**Selected text:**
---
Network Observability with New Relic
Application teams have had rich observability for years — traces, metrics, logs, dashboards. Network teams, meanwhile, are often still staring at per-device web UIs and CLI output. New Relic Network Performance Monitoring (NPM) closes that gap: it pulls SNMP metrics, flow records, and syslog from your network gear into the same platform where your application telemetry already lives, so you can answer "is it the network or the app?" with data instead of finger-pointing.
This guide covers how NPM works, how to deploy the ktranslate collector, and the queries and alerts I actually use day to day monitoring campus switches and SD-WAN appliances.
Architecture: How ktranslate Works
New Relic's network monitoring is built on ktranslate, an open-source collector originally developed by Kentik. It runs as a Docker container (or Podman, or a Linux service) inside your network and does three jobs:
- SNMP polling — walks your devices on an interval (default 60s for metrics, 30m for metadata like interface names) and ships the results to New Relic as dimensional metrics.
- Flow collection — listens for NetFlow v5/v9, IPFIX, sFlow, or jFlow exported by your routers, switches, and firewalls.
- Syslog forwarding — receives syslog from devices and forwards it into New Relic Logs.
One container can do all three, but in production you should run separate containers per job — a busy flow exporter can starve the SNMP poller if they share a process.
[ Switches / Routers / Firewalls ]
| SNMP (161/udp) -> ktranslate (snmp) \
| NetFlow (2055/udp) -> ktranslate (flow) -> New Relic (OTLP/HTTPS out)
| Syslog (514/udp) -> ktranslate (syslog) /
The container only needs outbound HTTPS to New Relic — nothing inbound from the internet — which keeps security review simple.
Deploying the SNMP Collector
Generate a config by running discovery against a subnet:
docker run -ti --name ktranslate-discovery --rm \
-v "$(pwd)/snmp-base.yaml:/snmp-base.yaml" \
kentik/ktranslate:v2 \
-snmp /snmp-base.yaml \
-log_level info \
-snmp_discovery=true
A minimal snmp-base.yaml for discovery:
devices: {}
trap:
listen: 0.0.0.0:1620
discovery:
cidrs:
- 10.10.0.0/24
default_communities:
- "your-community"
---
**Your tasks:**
- a) Reproduce the passage of the New Relic guide starting at "- Flow collection" and ending at "share a process.".
- b) Collect every line of the rows below that contains the string "author", matching case exactly.

Rows excerpted from a collection:
---
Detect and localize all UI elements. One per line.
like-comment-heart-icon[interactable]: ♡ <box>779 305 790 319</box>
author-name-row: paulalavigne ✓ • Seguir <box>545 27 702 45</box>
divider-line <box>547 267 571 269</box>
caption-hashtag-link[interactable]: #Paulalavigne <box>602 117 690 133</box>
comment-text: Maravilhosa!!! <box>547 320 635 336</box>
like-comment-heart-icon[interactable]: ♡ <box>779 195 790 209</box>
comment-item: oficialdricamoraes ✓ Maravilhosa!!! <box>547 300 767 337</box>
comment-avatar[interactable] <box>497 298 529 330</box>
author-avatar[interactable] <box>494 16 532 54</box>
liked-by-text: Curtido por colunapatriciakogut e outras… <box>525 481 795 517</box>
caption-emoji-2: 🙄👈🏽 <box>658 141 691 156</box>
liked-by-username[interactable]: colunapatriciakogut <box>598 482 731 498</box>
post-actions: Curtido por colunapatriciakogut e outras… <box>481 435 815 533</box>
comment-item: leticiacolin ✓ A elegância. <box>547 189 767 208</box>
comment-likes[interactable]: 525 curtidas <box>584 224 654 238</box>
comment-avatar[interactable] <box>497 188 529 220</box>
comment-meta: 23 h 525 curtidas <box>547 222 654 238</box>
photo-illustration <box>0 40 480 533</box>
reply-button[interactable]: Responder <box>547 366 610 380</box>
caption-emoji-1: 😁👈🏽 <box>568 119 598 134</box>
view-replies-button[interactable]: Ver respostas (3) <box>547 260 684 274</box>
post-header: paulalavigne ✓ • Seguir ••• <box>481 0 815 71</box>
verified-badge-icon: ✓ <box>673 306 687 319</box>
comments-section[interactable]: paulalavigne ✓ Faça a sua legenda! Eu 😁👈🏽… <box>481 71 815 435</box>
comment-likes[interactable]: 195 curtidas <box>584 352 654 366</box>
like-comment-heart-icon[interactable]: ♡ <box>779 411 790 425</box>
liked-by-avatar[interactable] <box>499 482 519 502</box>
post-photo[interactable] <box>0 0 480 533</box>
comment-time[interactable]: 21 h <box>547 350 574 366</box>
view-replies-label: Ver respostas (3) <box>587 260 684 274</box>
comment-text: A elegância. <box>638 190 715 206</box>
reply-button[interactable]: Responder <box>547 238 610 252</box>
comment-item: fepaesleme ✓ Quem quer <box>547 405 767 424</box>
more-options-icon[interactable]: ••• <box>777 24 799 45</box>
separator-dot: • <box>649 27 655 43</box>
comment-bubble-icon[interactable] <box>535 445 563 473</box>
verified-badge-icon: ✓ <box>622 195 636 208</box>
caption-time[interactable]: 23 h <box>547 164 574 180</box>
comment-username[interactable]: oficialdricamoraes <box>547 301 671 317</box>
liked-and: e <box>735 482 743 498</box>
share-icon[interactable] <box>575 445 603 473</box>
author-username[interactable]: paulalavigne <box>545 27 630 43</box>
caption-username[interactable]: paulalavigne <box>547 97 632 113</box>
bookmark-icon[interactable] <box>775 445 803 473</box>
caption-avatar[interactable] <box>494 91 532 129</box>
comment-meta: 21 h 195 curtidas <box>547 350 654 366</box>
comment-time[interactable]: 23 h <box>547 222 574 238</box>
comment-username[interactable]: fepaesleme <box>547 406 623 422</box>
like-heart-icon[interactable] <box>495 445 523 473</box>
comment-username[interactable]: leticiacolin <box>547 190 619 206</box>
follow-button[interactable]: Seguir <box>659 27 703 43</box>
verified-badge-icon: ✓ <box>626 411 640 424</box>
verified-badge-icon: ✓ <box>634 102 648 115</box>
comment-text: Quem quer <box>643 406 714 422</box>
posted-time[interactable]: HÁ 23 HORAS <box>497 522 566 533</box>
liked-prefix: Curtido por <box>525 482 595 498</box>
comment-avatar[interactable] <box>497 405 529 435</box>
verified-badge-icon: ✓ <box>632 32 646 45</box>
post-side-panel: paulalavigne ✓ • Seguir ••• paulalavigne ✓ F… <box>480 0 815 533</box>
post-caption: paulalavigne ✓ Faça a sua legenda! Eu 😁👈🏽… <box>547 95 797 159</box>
---
**Final answers:**
- a)
- Flow collection — listens for NetFlow v5/v9, IPFIX, sFlow, or jFlow exported by your routers, switches, and firewalls.
- Syslog forwarding — receives syslog from devices and forwards it into New Relic Logs.
One container can do all three, but in production you should run separate containers per job — a busy flow exporter can starve the SNMP poller if they share a process.

- b)
author-name-row: paulalavigne ✓ • Seguir <box>545 27 702 45</box>
author-avatar[interactable] <box>494 16 532 54</box>
author-username[interactable]: paulalavigne <box>545 27 630 43</box>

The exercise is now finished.